Material supplied —
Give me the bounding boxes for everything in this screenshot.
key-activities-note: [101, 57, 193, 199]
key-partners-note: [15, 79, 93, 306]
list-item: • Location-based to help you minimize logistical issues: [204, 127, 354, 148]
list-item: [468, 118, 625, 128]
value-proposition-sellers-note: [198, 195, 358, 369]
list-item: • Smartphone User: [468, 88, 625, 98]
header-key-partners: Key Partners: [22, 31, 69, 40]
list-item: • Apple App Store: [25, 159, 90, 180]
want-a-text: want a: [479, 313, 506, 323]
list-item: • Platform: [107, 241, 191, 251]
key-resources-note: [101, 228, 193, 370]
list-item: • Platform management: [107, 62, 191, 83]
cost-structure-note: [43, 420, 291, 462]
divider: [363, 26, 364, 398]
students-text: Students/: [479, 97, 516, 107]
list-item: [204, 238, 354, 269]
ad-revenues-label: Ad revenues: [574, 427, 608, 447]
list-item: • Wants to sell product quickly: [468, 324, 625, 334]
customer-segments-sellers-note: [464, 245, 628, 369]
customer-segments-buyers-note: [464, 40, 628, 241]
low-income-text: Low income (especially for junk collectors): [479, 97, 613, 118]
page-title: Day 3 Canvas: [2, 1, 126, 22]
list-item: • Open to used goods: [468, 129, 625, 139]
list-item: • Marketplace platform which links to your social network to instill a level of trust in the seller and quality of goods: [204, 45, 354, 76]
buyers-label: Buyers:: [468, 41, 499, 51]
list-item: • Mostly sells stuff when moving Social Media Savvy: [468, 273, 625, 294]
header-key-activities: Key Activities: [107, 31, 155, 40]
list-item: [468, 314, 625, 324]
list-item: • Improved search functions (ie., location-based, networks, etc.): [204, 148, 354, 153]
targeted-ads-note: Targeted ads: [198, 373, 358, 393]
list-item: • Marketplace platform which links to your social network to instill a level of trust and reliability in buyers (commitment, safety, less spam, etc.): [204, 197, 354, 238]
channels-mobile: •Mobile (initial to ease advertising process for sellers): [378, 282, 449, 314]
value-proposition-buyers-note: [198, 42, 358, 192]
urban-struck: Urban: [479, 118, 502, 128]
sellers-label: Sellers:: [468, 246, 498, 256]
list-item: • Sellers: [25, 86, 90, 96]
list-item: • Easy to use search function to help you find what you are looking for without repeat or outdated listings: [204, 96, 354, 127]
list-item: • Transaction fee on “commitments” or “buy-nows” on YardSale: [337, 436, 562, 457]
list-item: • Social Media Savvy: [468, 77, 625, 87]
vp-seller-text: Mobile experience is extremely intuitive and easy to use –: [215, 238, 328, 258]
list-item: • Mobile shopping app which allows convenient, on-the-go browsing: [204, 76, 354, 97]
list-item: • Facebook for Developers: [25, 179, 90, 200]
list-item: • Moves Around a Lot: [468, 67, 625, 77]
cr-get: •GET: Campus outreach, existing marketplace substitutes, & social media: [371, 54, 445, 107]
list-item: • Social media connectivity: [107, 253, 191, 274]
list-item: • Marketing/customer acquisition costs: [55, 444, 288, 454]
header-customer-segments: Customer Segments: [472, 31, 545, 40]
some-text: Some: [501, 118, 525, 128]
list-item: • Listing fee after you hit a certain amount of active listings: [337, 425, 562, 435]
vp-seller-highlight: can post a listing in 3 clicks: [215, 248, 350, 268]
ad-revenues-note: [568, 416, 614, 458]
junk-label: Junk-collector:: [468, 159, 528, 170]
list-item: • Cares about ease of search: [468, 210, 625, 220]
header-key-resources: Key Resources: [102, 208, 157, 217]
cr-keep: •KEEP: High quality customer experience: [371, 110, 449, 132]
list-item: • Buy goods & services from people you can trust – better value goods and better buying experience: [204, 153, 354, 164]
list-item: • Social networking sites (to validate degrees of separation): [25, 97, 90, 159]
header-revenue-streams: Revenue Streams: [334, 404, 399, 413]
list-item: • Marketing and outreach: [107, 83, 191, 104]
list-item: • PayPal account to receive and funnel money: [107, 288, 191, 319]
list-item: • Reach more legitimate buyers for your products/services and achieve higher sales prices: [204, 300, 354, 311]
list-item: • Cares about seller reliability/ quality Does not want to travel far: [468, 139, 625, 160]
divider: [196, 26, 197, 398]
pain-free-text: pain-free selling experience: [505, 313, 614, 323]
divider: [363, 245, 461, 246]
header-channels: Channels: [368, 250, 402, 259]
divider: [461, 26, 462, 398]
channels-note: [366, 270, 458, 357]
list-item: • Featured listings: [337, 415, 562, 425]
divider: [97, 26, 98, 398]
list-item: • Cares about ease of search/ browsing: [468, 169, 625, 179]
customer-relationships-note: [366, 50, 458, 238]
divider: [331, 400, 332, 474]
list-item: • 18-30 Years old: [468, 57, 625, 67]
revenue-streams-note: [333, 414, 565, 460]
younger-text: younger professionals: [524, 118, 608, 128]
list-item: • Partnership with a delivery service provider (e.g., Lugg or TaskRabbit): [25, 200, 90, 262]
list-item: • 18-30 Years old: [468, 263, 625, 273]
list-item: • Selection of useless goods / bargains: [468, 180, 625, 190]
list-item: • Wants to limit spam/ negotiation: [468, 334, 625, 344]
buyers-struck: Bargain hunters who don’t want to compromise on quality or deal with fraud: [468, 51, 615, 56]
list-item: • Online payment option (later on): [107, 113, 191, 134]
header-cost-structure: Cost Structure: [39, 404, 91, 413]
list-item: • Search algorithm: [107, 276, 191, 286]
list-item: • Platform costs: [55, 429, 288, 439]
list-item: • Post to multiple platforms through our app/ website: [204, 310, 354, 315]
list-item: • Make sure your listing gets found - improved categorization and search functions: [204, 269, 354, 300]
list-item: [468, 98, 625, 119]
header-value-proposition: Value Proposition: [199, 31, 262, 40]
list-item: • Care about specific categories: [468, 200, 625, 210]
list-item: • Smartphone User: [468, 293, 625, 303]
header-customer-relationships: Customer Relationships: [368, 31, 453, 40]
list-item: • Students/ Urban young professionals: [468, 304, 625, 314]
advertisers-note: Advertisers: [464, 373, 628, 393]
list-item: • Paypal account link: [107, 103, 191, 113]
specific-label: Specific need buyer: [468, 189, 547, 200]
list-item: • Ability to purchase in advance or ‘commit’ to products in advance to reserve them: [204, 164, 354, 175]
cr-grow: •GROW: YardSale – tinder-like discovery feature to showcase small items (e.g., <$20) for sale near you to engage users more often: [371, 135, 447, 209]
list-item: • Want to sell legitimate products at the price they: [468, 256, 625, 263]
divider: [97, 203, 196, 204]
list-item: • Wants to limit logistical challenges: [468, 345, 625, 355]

Stated problem —
Rewrite the lines from the first one through the line containing "list-item: • Open", both included, swapping "Smartphone User" for "Mobile User" and keeping all else the same.

Answer to the exercise —
Give me the bounding boxes for everything in this screenshot.
key-activities-note: [101, 57, 193, 199]
key-partners-note: [15, 79, 93, 306]
list-item: • Location-based to help you minimize logistical issues: [204, 127, 354, 148]
list-item: [468, 118, 625, 128]
value-proposition-sellers-note: [198, 195, 358, 369]
list-item: • Mobile User: [468, 88, 625, 98]
header-key-partners: Key Partners: [22, 31, 69, 40]
list-item: • Apple App Store: [25, 159, 90, 180]
want-a-text: want a: [479, 313, 506, 323]
list-item: • Platform: [107, 241, 191, 251]
key-resources-note: [101, 228, 193, 370]
list-item: • Platform management: [107, 62, 191, 83]
cost-structure-note: [43, 420, 291, 462]
divider: [363, 26, 364, 398]
students-text: Students/: [479, 97, 516, 107]
list-item: [204, 238, 354, 269]
ad-revenues-label: Ad revenues: [574, 427, 608, 447]
list-item: • Wants to sell product quickly: [468, 324, 625, 334]
customer-segments-sellers-note: [464, 245, 628, 369]
customer-segments-buyers-note: [464, 40, 628, 241]
low-income-text: Low income (especially for junk collectors): [479, 97, 613, 118]
page-title: Day 3 Canvas: [2, 1, 126, 22]
list-item: • Open to used goods: [468, 129, 625, 139]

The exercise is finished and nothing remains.